_INSTRUCTIONS TO FOLLOW_:
Rewrite each line of the data below, replacing every "data-point" with "point-marker" and leaving everything else unchanged.

_ROWS_:
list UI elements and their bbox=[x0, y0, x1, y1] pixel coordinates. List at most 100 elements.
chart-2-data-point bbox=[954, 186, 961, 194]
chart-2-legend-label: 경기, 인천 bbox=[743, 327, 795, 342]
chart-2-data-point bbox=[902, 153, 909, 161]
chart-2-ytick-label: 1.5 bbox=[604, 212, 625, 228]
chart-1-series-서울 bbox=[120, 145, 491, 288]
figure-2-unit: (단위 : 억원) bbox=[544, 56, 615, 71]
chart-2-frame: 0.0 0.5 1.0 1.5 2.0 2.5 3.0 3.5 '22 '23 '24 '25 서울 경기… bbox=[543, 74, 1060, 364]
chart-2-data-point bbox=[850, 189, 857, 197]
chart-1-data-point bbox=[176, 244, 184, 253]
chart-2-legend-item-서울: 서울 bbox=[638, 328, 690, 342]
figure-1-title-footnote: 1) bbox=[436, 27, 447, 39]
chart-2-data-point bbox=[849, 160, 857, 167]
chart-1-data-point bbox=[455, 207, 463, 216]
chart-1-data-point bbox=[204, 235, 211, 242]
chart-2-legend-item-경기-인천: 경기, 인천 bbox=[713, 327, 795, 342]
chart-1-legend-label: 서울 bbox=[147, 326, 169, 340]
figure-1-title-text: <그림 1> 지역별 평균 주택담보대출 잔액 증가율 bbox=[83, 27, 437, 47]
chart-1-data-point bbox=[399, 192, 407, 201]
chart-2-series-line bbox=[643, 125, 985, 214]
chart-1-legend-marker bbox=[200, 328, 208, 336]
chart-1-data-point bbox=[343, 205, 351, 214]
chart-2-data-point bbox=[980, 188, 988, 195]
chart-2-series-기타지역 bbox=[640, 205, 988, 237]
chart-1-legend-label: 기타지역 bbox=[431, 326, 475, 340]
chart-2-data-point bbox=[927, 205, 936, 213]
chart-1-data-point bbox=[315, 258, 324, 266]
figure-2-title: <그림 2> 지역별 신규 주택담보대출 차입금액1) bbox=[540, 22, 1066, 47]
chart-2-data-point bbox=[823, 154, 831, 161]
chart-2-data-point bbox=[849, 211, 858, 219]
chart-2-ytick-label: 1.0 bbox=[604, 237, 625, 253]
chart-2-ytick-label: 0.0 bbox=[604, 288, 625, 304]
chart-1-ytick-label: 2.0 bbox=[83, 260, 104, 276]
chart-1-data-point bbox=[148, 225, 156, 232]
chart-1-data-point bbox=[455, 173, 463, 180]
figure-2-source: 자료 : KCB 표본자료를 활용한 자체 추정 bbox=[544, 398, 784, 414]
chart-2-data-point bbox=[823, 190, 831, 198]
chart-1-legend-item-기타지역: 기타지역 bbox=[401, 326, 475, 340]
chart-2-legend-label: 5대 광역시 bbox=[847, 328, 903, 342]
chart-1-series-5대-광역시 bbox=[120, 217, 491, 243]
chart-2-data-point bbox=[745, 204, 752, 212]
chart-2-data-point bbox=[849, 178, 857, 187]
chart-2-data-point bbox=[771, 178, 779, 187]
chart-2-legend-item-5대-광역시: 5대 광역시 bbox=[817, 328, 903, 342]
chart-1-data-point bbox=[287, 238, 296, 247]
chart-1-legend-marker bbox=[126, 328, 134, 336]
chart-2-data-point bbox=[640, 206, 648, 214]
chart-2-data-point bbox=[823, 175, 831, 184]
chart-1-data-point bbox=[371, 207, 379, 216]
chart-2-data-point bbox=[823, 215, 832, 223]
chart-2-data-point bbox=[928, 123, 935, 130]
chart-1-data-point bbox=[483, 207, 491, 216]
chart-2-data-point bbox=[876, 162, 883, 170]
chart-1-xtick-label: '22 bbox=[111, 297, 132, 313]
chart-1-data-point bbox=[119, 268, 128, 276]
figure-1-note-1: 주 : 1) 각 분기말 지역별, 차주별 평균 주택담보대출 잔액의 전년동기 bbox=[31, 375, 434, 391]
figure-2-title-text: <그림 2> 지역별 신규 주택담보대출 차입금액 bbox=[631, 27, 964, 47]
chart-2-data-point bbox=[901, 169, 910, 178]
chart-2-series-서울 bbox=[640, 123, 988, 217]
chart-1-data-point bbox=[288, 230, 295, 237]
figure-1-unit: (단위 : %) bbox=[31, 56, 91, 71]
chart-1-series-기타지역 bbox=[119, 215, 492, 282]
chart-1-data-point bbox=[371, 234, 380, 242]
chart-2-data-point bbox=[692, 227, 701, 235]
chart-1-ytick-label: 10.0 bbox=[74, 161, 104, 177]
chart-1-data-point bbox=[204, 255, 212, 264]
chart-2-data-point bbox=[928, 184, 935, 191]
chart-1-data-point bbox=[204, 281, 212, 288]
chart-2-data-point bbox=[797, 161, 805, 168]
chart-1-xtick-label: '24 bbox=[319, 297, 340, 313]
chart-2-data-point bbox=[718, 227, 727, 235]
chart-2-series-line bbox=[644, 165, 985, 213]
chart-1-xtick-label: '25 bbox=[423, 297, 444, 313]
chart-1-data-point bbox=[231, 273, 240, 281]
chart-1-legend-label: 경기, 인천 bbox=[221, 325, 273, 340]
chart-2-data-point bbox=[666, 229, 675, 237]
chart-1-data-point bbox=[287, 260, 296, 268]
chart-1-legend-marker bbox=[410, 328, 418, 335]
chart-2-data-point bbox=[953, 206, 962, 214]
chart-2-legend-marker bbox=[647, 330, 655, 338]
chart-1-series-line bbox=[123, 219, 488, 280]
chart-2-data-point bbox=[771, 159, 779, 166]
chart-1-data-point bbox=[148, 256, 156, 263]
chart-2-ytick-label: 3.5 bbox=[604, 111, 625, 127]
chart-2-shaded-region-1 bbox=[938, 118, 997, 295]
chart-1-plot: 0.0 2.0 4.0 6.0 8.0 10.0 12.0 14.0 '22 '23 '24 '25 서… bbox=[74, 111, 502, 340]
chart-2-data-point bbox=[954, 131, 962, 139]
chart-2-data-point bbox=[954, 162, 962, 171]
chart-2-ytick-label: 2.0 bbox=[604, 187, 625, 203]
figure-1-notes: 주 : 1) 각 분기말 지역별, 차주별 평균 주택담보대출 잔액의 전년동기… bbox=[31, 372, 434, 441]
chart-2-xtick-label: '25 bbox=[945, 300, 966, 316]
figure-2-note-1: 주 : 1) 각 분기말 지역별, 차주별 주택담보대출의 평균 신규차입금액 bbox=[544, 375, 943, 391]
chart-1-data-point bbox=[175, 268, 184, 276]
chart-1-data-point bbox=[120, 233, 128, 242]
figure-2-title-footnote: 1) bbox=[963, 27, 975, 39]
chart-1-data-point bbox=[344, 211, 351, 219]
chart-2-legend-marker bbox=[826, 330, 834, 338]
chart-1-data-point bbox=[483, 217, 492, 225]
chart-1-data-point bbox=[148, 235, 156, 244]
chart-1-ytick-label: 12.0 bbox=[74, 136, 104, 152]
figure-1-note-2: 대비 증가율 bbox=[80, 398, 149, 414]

_CORRECT OUTPUT_:
list UI elements and their bbox=[x0, y0, x1, y1] pixel coordinates. List at most 100 elements.
chart-2-point-marker bbox=[954, 186, 961, 194]
chart-2-legend-label: 경기, 인천 bbox=[743, 327, 795, 342]
chart-2-point-marker bbox=[902, 153, 909, 161]
chart-2-ytick-label: 1.5 bbox=[604, 212, 625, 228]
chart-1-series-서울 bbox=[120, 145, 491, 288]
figure-2-unit: (단위 : 억원) bbox=[544, 56, 615, 71]
chart-2-frame: 0.0 0.5 1.0 1.5 2.0 2.5 3.0 3.5 '22 '23 '24 '25 서울 경기… bbox=[543, 74, 1060, 364]
chart-2-point-marker bbox=[850, 189, 857, 197]
chart-1-point-marker bbox=[176, 244, 184, 253]
chart-2-legend-item-서울: 서울 bbox=[638, 328, 690, 342]
figure-1-title-footnote: 1) bbox=[436, 27, 447, 39]
chart-2-point-marker bbox=[849, 160, 857, 167]
chart-1-point-marker bbox=[455, 207, 463, 216]
chart-1-point-marker bbox=[204, 235, 211, 242]
chart-2-legend-item-경기-인천: 경기, 인천 bbox=[713, 327, 795, 342]
chart-1-legend-label: 서울 bbox=[147, 326, 169, 340]
figure-1-title-text: <그림 1> 지역별 평균 주택담보대출 잔액 증가율 bbox=[83, 27, 437, 47]
chart-1-point-marker bbox=[399, 192, 407, 201]
chart-2-series-line bbox=[643, 125, 985, 214]
chart-1-legend-marker bbox=[200, 328, 208, 336]
chart-1-point-marker bbox=[343, 205, 351, 214]
chart-2-point-marker bbox=[980, 188, 988, 195]
chart-2-series-기타지역 bbox=[640, 205, 988, 237]
chart-1-legend-label: 기타지역 bbox=[431, 326, 475, 340]
chart-2-point-marker bbox=[927, 205, 936, 213]
chart-1-point-marker bbox=[315, 258, 324, 266]
figure-2-title: <그림 2> 지역별 신규 주택담보대출 차입금액1) bbox=[540, 22, 1066, 47]
chart-2-point-marker bbox=[823, 154, 831, 161]
chart-2-point-marker bbox=[849, 211, 858, 219]
chart-2-ytick-label: 1.0 bbox=[604, 237, 625, 253]
chart-2-ytick-label: 0.0 bbox=[604, 288, 625, 304]
chart-1-ytick-label: 2.0 bbox=[83, 260, 104, 276]
chart-1-point-marker bbox=[148, 225, 156, 232]
chart-1-point-marker bbox=[455, 173, 463, 180]
figure-2-source: 자료 : KCB 표본자료를 활용한 자체 추정 bbox=[544, 398, 784, 414]
chart-2-point-marker bbox=[823, 190, 831, 198]
chart-1-legend-item-기타지역: 기타지역 bbox=[401, 326, 475, 340]
chart-2-legend-label: 5대 광역시 bbox=[847, 328, 903, 342]
chart-1-series-5대-광역시 bbox=[120, 217, 491, 243]
chart-2-point-marker bbox=[745, 204, 752, 212]
chart-2-point-marker bbox=[849, 178, 857, 187]
chart-2-point-marker bbox=[771, 178, 779, 187]
chart-2-legend-item-5대-광역시: 5대 광역시 bbox=[817, 328, 903, 342]
chart-1-point-marker bbox=[287, 238, 296, 247]
chart-1-legend-marker bbox=[126, 328, 134, 336]
chart-2-point-marker bbox=[640, 206, 648, 214]
chart-2-point-marker bbox=[823, 175, 831, 184]
chart-1-point-marker bbox=[371, 207, 379, 216]
chart-2-point-marker bbox=[823, 215, 832, 223]
chart-2-point-marker bbox=[928, 123, 935, 130]
chart-1-point-marker bbox=[483, 207, 491, 216]
chart-2-point-marker bbox=[876, 162, 883, 170]
chart-1-xtick-label: '22 bbox=[111, 297, 132, 313]
chart-1-point-marker bbox=[119, 268, 128, 276]
figure-1-note-1: 주 : 1) 각 분기말 지역별, 차주별 평균 주택담보대출 잔액의 전년동기 bbox=[31, 375, 434, 391]
figure-2-title-text: <그림 2> 지역별 신규 주택담보대출 차입금액 bbox=[631, 27, 964, 47]
chart-2-point-marker bbox=[901, 169, 910, 178]
chart-2-series-서울 bbox=[640, 123, 988, 217]
chart-1-point-marker bbox=[288, 230, 295, 237]
figure-1-unit: (단위 : %) bbox=[31, 56, 91, 71]
chart-1-series-기타지역 bbox=[119, 215, 492, 282]
chart-1-point-marker bbox=[371, 234, 380, 242]
chart-2-point-marker bbox=[692, 227, 701, 235]
chart-1-ytick-label: 10.0 bbox=[74, 161, 104, 177]
chart-1-point-marker bbox=[204, 255, 212, 264]
chart-2-point-marker bbox=[928, 184, 935, 191]
chart-1-point-marker bbox=[204, 281, 212, 288]
chart-2-point-marker bbox=[797, 161, 805, 168]
chart-1-xtick-label: '24 bbox=[319, 297, 340, 313]
chart-2-point-marker bbox=[718, 227, 727, 235]
chart-2-series-line bbox=[644, 165, 985, 213]
chart-1-xtick-label: '25 bbox=[423, 297, 444, 313]
chart-1-point-marker bbox=[231, 273, 240, 281]
chart-1-legend-label: 경기, 인천 bbox=[221, 325, 273, 340]
chart-2-point-marker bbox=[666, 229, 675, 237]
chart-1-point-marker bbox=[287, 260, 296, 268]
chart-1-legend-marker bbox=[410, 328, 418, 335]
chart-2-point-marker bbox=[953, 206, 962, 214]
chart-2-legend-marker bbox=[647, 330, 655, 338]
chart-1-series-line bbox=[123, 219, 488, 280]
chart-2-point-marker bbox=[771, 159, 779, 166]
chart-1-point-marker bbox=[148, 256, 156, 263]
chart-2-ytick-label: 3.5 bbox=[604, 111, 625, 127]
chart-2-shaded-region-1 bbox=[938, 118, 997, 295]
chart-1-plot: 0.0 2.0 4.0 6.0 8.0 10.0 12.0 14.0 '22 '23 '24 '25 서… bbox=[74, 111, 502, 340]
chart-2-point-marker bbox=[954, 131, 962, 139]
chart-2-point-marker bbox=[954, 162, 962, 171]
chart-2-ytick-label: 2.0 bbox=[604, 187, 625, 203]
figure-1-notes: 주 : 1) 각 분기말 지역별, 차주별 평균 주택담보대출 잔액의 전년동기… bbox=[31, 372, 434, 441]
chart-2-xtick-label: '25 bbox=[945, 300, 966, 316]
figure-2-note-1: 주 : 1) 각 분기말 지역별, 차주별 주택담보대출의 평균 신규차입금액 bbox=[544, 375, 943, 391]
chart-1-point-marker bbox=[175, 268, 184, 276]
chart-1-point-marker bbox=[120, 233, 128, 242]
figure-2-title-footnote: 1) bbox=[963, 27, 975, 39]
chart-1-point-marker bbox=[344, 211, 351, 219]
chart-2-legend-marker bbox=[826, 330, 834, 338]
chart-1-point-marker bbox=[483, 217, 492, 225]
chart-1-point-marker bbox=[148, 235, 156, 244]
chart-1-ytick-label: 12.0 bbox=[74, 136, 104, 152]
figure-1-note-2: 대비 증가율 bbox=[80, 398, 149, 414]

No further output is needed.